TASK TO CARRY OUT: Using the data below, copy every line that contains the word "芯配线光缆".

ENTRIES SUPPLIED:
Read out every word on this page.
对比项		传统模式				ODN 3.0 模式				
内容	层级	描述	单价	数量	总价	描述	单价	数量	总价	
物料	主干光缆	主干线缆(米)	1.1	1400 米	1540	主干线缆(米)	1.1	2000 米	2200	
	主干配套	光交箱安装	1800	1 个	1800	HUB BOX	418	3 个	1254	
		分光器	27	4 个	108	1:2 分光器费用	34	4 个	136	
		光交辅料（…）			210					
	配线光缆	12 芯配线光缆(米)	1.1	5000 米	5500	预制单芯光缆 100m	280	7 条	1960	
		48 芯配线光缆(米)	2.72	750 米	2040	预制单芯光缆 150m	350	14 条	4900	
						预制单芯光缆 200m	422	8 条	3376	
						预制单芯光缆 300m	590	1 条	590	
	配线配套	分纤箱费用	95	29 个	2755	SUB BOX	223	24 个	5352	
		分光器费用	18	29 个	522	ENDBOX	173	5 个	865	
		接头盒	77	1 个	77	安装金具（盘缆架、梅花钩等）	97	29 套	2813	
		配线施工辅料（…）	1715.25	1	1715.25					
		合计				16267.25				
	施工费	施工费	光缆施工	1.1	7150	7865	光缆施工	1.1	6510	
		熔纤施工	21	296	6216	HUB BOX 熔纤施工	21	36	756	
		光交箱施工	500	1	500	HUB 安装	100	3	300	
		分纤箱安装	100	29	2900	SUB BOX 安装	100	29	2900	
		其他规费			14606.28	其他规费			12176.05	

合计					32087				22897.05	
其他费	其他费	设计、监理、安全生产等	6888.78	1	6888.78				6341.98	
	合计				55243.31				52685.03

ANSWER TO THIS EXERCISE:
	配线光缆	12 芯配线光缆(米)	1.1	5000 米	5500	预制单芯光缆 100m	280	7 条	1960	
		48 芯配线光缆(米)	2.72	750 米	2040	预制单芯光缆 150m	350	14 条	4900	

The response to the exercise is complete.